Are you able to retype all the records below exactly?

++++ INPUT ++++

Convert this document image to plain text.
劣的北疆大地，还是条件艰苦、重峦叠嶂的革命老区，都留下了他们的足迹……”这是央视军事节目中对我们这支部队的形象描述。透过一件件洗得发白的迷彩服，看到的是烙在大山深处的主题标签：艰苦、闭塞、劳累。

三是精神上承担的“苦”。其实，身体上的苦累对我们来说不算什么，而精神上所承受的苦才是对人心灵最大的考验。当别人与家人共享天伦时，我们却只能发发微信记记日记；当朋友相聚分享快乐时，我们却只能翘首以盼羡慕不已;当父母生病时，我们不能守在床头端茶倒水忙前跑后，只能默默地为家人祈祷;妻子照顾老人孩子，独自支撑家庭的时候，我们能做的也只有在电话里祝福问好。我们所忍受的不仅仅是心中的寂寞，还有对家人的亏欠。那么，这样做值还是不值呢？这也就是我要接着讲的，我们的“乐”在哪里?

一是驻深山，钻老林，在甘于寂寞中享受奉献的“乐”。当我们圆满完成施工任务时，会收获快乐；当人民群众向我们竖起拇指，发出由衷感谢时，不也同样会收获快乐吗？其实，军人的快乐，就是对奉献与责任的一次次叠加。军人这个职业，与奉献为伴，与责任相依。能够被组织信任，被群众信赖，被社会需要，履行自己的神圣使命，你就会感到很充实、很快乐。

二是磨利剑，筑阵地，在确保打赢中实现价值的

++++

THE RESPONSE →
Convert this document image to plain text.
劣的北疆大地，还是条件艰苦、重峦叠嶂的革命老区，都留下了他们的足迹……”这是央视军事节目中对我们这支部队的形象描述。透过一件件洗得发白的迷彩服，看到的是烙在大山深处的主题标签：艰苦、闭塞、劳累。

三是精神上承担的“苦”。其实，身体上的苦累对我们来说不算什么，而精神上所承受的苦才是对人心灵最大的考验。当别人与家人共享天伦时，我们却只能发发微信记记日记；当朋友相聚分享快乐时，我们却只能翘首以盼羡慕不已;当父母生病时，我们不能守在床头端茶倒水忙前跑后，只能默默地为家人祈祷;妻子照顾老人孩子，独自支撑家庭的时候，我们能做的也只有在电话里祝福问好。我们所忍受的不仅仅是心中的寂寞，还有对家人的亏欠。那么，这样做值还是不值呢？这也就是我要接着讲的，我们的“乐”在哪里?

一是驻深山，钻老林，在甘于寂寞中享受奉献的“乐”。当我们圆满完成施工任务时，会收获快乐；当人民群众向我们竖起拇指，发出由衷感谢时，不也同样会收获快乐吗？其实，军人的快乐，就是对奉献与责任的一次次叠加。军人这个职业，与奉献为伴，与责任相依。能够被组织信任，被群众信赖，被社会需要，履行自己的神圣使命，你就会感到很充实、很快乐。

二是磨利剑，筑阵地，在确保打赢中实现价值的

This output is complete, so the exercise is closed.